*Instructions for the task*. Exactly reproduce all the records, keeping pictures out of the copy.

Extracted records:
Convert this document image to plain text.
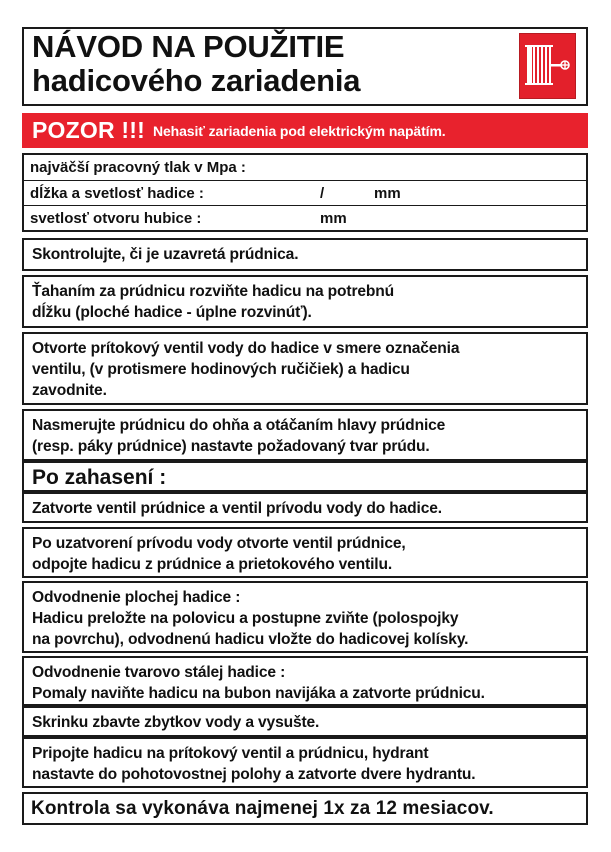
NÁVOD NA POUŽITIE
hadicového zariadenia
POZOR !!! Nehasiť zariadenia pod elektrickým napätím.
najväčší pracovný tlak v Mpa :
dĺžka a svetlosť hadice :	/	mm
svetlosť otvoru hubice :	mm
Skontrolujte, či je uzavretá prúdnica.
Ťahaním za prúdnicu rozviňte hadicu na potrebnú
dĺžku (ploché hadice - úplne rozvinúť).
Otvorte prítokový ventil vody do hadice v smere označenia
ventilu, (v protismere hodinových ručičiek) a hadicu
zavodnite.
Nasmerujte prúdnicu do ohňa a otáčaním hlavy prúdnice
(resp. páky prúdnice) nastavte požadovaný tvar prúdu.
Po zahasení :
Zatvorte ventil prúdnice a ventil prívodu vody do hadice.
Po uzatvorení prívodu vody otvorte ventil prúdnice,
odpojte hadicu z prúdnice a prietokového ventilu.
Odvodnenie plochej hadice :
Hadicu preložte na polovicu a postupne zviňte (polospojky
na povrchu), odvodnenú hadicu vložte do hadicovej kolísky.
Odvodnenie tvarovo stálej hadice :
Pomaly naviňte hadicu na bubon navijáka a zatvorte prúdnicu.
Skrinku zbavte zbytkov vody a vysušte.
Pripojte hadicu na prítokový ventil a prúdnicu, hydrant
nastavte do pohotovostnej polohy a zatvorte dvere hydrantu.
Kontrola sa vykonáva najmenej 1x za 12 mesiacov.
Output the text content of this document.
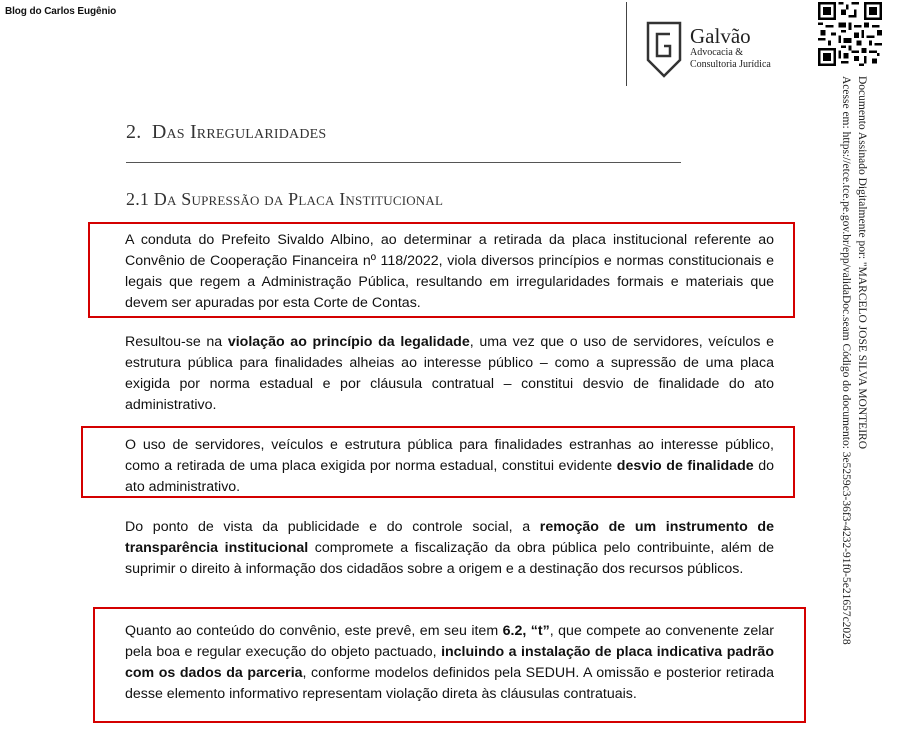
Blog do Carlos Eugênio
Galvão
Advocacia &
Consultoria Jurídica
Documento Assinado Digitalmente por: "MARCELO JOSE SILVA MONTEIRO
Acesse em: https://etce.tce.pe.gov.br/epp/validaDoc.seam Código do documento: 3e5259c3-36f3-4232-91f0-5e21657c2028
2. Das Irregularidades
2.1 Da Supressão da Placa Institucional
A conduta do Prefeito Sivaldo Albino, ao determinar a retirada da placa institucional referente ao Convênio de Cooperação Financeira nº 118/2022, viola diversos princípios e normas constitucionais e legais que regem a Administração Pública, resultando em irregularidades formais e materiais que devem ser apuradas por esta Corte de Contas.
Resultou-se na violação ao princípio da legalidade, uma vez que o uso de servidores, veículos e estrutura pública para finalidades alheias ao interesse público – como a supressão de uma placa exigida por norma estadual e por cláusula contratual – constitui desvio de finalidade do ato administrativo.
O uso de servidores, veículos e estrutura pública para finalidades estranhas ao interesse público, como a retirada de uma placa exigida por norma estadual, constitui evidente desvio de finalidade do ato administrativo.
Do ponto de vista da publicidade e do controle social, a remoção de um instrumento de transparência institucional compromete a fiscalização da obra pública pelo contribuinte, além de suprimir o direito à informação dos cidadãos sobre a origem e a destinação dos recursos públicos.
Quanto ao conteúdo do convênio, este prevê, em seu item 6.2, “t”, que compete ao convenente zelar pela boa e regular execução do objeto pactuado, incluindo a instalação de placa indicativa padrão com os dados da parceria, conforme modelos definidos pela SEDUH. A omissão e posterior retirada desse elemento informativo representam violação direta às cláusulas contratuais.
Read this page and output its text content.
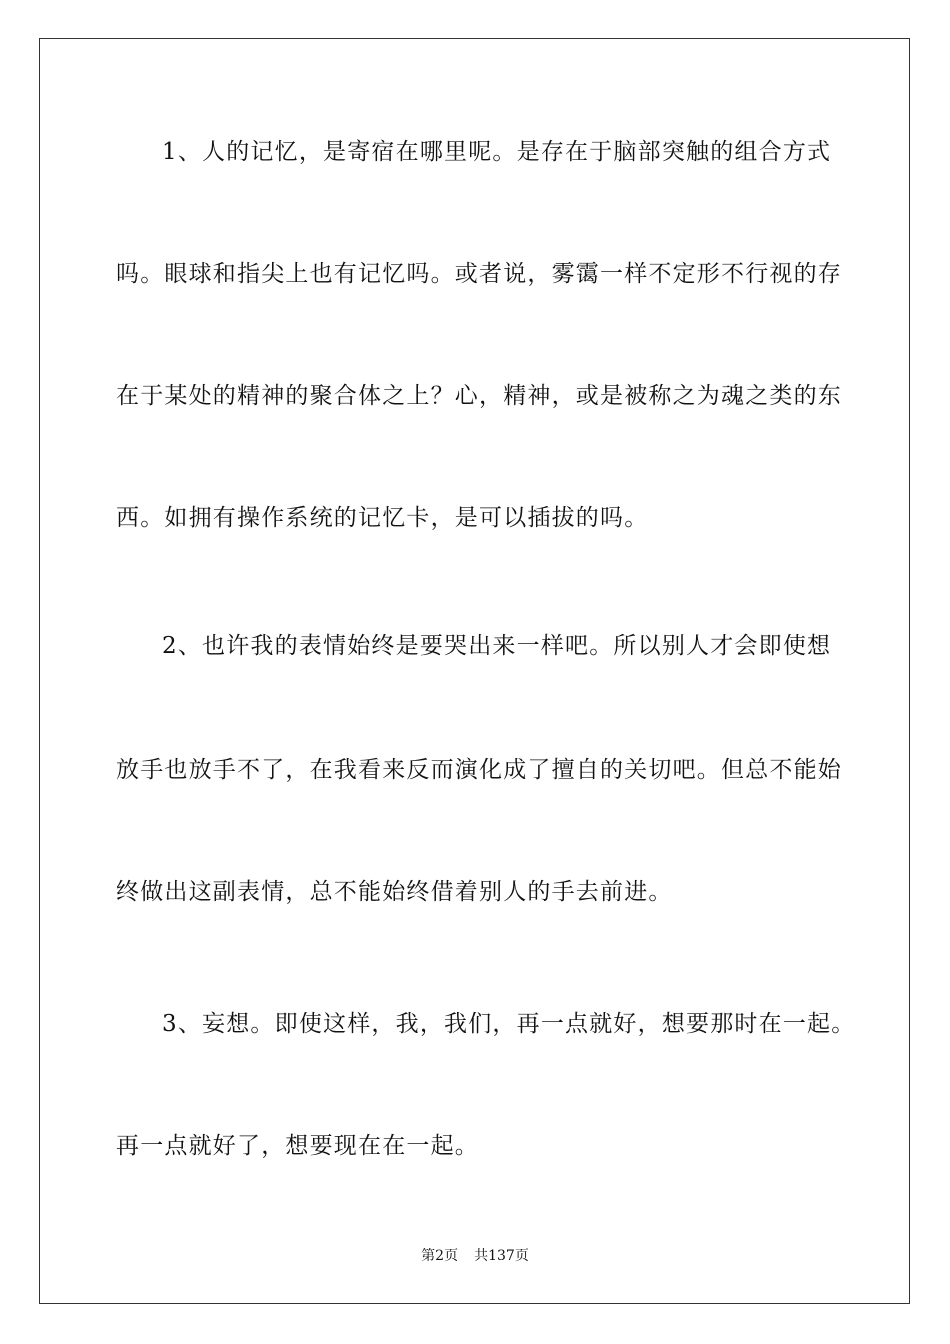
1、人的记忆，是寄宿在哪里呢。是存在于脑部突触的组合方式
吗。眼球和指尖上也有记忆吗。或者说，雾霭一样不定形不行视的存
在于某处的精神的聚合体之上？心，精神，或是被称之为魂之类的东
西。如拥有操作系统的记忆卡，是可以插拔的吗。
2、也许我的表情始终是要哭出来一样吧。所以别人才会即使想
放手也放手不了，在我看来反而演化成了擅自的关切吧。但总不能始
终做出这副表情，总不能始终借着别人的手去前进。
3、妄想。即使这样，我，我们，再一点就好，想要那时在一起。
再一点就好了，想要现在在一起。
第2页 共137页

*Answer to this exercise*.
Convert this document image to plain text.
NÁVOD NA POUŽITIE
hadicového zariadenia
POZOR !!! Nehasiť zariadenia pod elektrickým napätím.
najväčší pracovný tlak v Mpa :
dĺžka a svetlosť hadice :	/	mm
svetlosť otvoru hubice :	mm
Skontrolujte, či je uzavretá prúdnica.
Ťahaním za prúdnicu rozviňte hadicu na potrebnú
dĺžku (ploché hadice - úplne rozvinúť).
Otvorte prítokový ventil vody do hadice v smere označenia
ventilu, (v protismere hodinových ručičiek) a hadicu
zavodnite.
Nasmerujte prúdnicu do ohňa a otáčaním hlavy prúdnice
(resp. páky prúdnice) nastavte požadovaný tvar prúdu.
Po zahasení :
Zatvorte ventil prúdnice a ventil prívodu vody do hadice.
Po uzatvorení prívodu vody otvorte ventil prúdnice,
odpojte hadicu z prúdnice a prietokového ventilu.
Odvodnenie plochej hadice :
Hadicu preložte na polovicu a postupne zviňte (polospojky
na povrchu), odvodnenú hadicu vložte do hadicovej kolísky.
Odvodnenie tvarovo stálej hadice :
Pomaly naviňte hadicu na bubon navijáka a zatvorte prúdnicu.
Skrinku zbavte zbytkov vody a vysušte.
Pripojte hadicu na prítokový ventil a prúdnicu, hydrant
nastavte do pohotovostnej polohy a zatvorte dvere hydrantu.
Kontrola sa vykonáva najmenej 1x za 12 mesiacov.
Output the text content of this document.
Blog do Carlos Eugênio
Galvão
Advocacia &
Consultoria Jurídica
Documento Assinado Digitalmente por: "MARCELO JOSE SILVA MONTEIRO
Acesse em: https://etce.tce.pe.gov.br/epp/validaDoc.seam Código do documento: 3e5259c3-36f3-4232-91f0-5e21657c2028
2. Das Irregularidades
2.1 Da Supressão da Placa Institucional
A conduta do Prefeito Sivaldo Albino, ao determinar a retirada da placa institucional referente ao Convênio de Cooperação Financeira nº 118/2022, viola diversos princípios e normas constitucionais e legais que regem a Administração Pública, resultando em irregularidades formais e materiais que devem ser apuradas por esta Corte de Contas.
Resultou-se na violação ao princípio da legalidade, uma vez que o uso de servidores, veículos e estrutura pública para finalidades alheias ao interesse público – como a supressão de uma placa exigida por norma estadual e por cláusula contratual – constitui desvio de finalidade do ato administrativo.
O uso de servidores, veículos e estrutura pública para finalidades estranhas ao interesse público, como a retirada de uma placa exigida por norma estadual, constitui evidente desvio de finalidade do ato administrativo.
Do ponto de vista da publicidade e do controle social, a remoção de um instrumento de transparência institucional compromete a fiscalização da obra pública pelo contribuinte, além de suprimir o direito à informação dos cidadãos sobre a origem e a destinação dos recursos públicos.
Quanto ao conteúdo do convênio, este prevê, em seu item 6.2, “t”, que compete ao convenente zelar pela boa e regular execução do objeto pactuado, incluindo a instalação de placa indicativa padrão com os dados da parceria, conforme modelos definidos pela SEDUH. A omissão e posterior retirada desse elemento informativo representam violação direta às cláusulas contratuais.
Read this page and output its text content.
1、人的记忆，是寄宿在哪里呢。是存在于脑部突触的组合方式
吗。眼球和指尖上也有记忆吗。或者说，雾霭一样不定形不行视的存
在于某处的精神的聚合体之上？心，精神，或是被称之为魂之类的东
西。如拥有操作系统的记忆卡，是可以插拔的吗。
2、也许我的表情始终是要哭出来一样吧。所以别人才会即使想
放手也放手不了，在我看来反而演化成了擅自的关切吧。但总不能始
终做出这副表情，总不能始终借着别人的手去前进。
3、妄想。即使这样，我，我们，再一点就好，想要那时在一起。
再一点就好了，想要现在在一起。
第2页 共137页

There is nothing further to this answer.